**Work required**
For the material that follows, list every line containing the word "credit".

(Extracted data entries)
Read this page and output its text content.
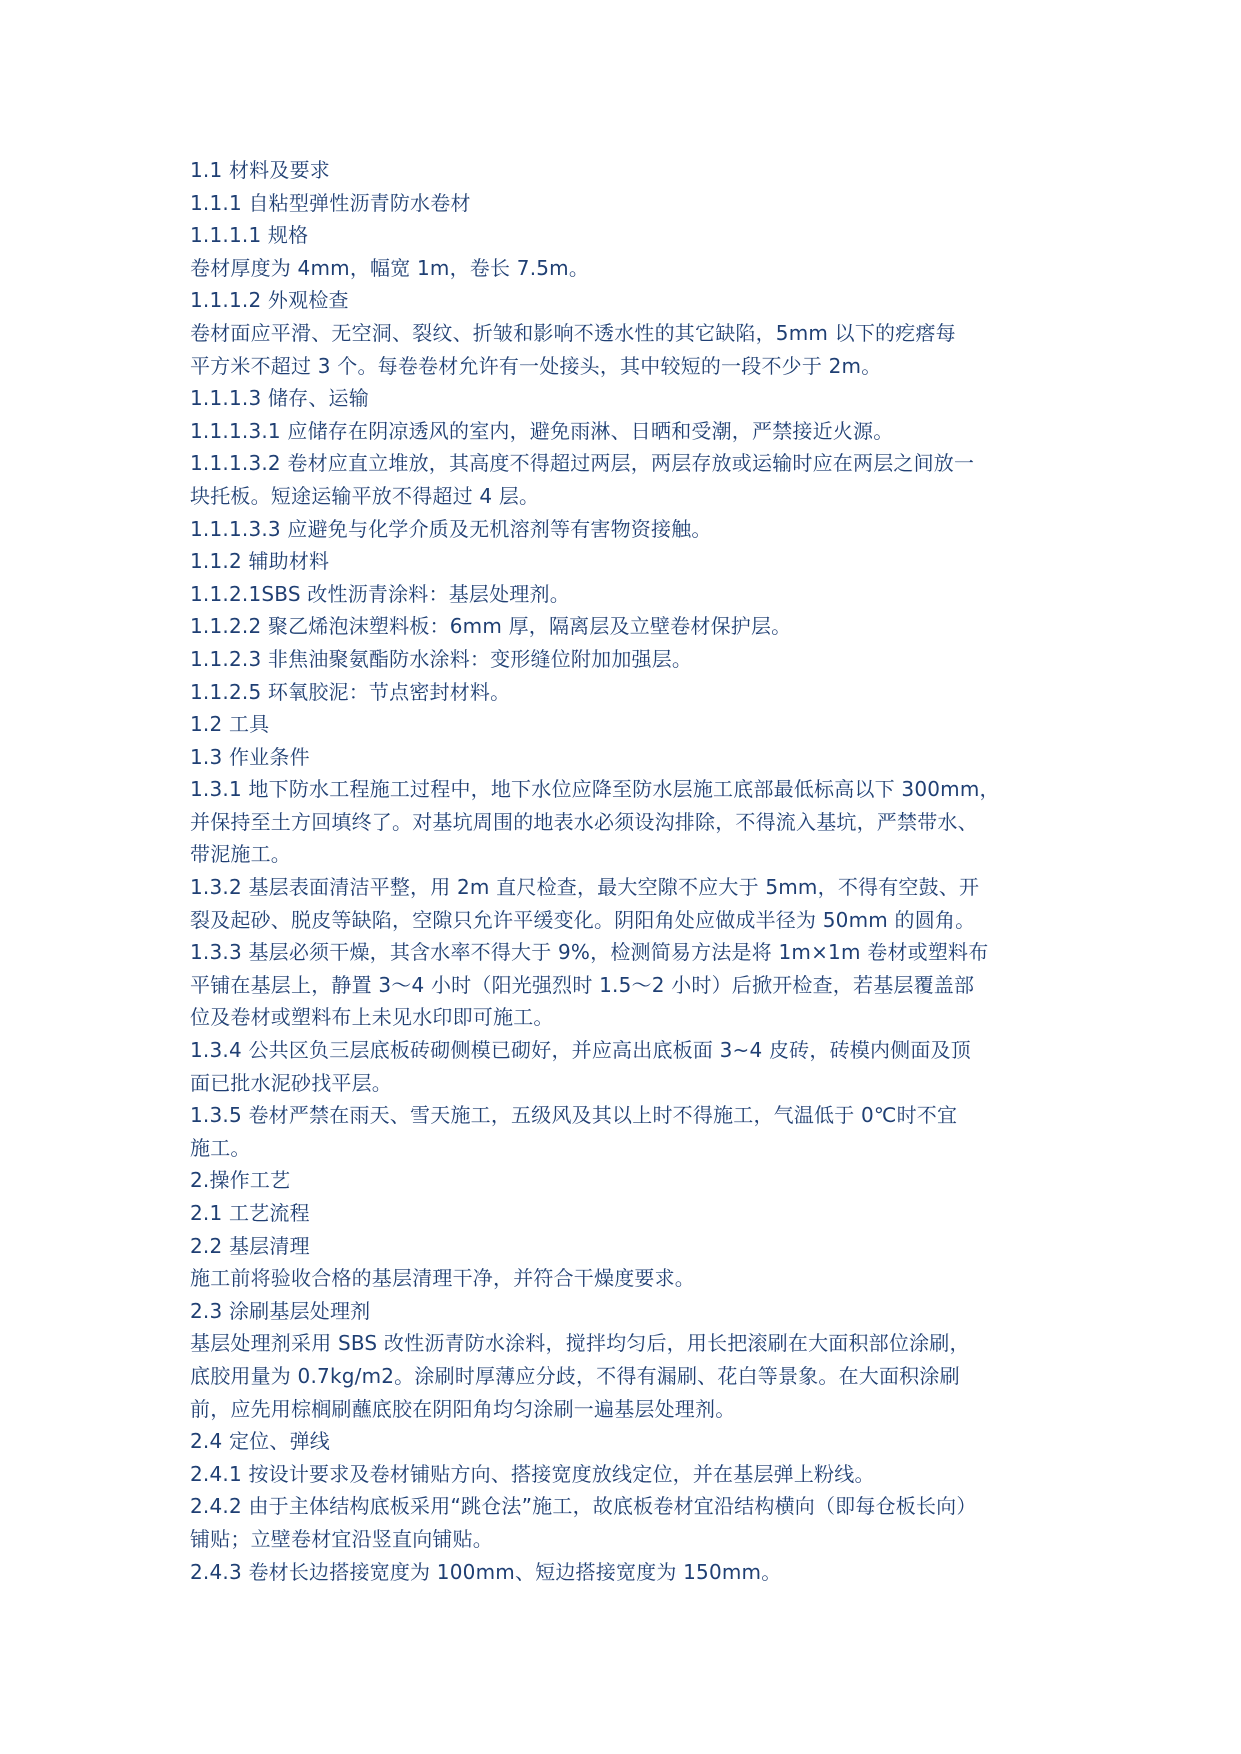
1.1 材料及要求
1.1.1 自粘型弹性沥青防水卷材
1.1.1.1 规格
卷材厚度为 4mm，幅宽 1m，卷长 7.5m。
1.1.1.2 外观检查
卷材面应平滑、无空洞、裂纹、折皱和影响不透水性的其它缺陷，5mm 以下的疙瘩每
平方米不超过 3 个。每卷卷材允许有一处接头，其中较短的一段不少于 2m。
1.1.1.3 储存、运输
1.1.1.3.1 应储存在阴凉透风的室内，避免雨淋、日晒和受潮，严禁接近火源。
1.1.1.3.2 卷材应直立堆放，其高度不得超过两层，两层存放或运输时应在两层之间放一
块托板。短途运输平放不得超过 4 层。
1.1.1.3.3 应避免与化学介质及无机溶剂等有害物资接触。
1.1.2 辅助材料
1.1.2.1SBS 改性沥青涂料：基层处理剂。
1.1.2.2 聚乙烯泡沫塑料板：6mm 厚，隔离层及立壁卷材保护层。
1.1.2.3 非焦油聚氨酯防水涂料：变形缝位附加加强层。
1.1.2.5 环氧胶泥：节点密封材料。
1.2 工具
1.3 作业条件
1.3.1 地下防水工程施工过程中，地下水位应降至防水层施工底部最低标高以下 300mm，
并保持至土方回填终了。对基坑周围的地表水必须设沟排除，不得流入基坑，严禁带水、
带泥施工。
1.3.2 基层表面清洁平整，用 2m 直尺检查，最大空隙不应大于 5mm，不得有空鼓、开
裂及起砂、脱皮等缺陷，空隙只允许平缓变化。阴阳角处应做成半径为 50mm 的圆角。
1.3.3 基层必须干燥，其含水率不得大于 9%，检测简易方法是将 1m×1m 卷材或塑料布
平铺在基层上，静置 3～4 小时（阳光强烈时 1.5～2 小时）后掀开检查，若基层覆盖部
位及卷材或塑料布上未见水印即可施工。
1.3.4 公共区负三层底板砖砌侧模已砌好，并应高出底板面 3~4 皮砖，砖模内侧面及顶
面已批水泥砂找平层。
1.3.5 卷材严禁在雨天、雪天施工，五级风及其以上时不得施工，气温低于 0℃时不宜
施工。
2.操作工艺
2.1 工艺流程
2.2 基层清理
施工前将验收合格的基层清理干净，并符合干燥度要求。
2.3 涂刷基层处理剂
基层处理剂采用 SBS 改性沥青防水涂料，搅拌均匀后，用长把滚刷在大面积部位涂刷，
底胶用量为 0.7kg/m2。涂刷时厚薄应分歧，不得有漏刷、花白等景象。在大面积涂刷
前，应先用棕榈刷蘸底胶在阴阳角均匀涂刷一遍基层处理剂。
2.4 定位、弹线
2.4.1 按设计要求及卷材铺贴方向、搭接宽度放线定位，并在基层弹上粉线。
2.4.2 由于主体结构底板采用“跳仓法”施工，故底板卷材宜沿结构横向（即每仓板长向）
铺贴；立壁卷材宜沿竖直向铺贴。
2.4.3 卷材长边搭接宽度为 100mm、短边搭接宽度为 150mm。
...
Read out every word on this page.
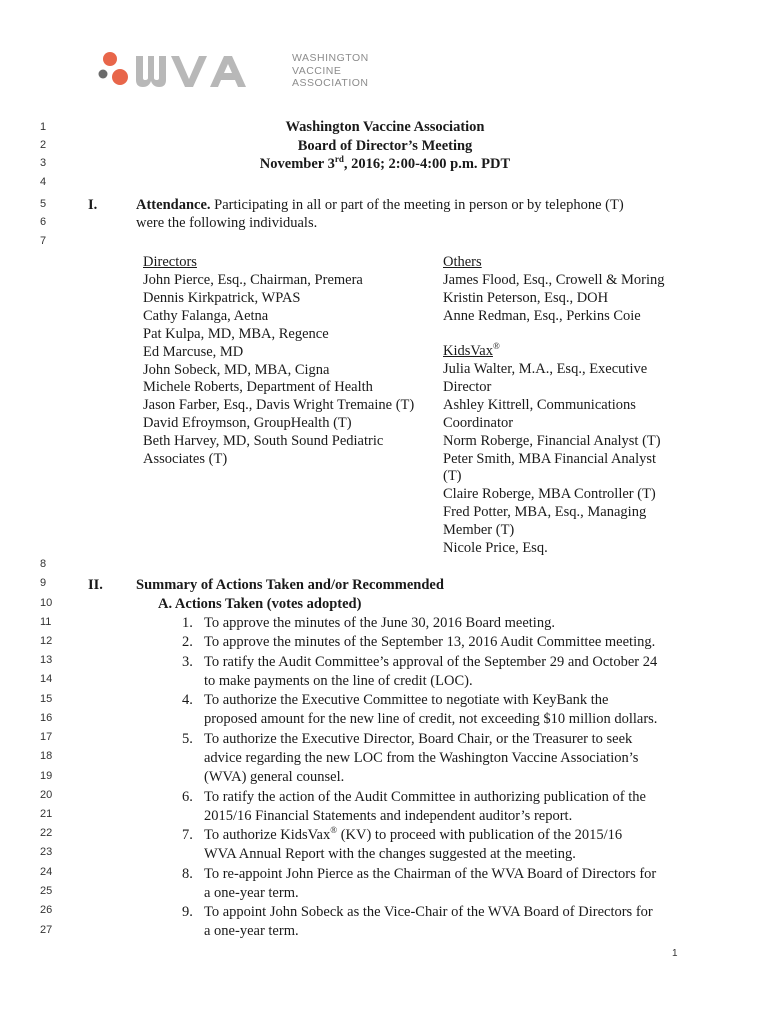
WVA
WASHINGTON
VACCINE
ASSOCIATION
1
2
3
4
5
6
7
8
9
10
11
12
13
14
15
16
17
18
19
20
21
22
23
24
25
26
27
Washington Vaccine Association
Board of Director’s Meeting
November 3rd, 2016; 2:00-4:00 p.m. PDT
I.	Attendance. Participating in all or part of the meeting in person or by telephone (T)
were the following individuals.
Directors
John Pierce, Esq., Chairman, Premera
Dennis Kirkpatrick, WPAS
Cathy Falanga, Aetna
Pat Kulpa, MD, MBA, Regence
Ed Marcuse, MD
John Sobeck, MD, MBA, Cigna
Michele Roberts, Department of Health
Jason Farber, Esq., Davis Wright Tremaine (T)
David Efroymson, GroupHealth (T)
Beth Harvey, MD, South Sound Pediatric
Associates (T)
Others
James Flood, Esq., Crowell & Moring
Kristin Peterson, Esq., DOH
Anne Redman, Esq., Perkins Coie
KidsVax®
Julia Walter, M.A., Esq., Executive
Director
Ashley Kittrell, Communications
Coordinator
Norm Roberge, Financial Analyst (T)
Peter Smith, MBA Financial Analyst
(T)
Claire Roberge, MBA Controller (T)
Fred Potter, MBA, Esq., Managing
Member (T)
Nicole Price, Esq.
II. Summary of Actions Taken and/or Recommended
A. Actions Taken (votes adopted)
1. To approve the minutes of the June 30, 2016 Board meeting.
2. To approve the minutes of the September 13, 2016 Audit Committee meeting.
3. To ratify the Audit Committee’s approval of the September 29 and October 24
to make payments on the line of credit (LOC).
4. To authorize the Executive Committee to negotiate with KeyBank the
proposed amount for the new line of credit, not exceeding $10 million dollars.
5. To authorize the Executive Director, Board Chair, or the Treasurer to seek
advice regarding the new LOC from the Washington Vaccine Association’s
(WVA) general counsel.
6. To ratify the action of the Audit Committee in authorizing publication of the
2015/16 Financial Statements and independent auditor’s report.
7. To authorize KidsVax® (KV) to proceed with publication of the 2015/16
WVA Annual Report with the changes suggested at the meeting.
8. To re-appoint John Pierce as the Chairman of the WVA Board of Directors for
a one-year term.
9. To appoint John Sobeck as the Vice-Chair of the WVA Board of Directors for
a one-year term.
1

**Reply to the task**
to make payments on the line of credit (LOC).
proposed amount for the new line of credit, not exceeding $10 million dollars.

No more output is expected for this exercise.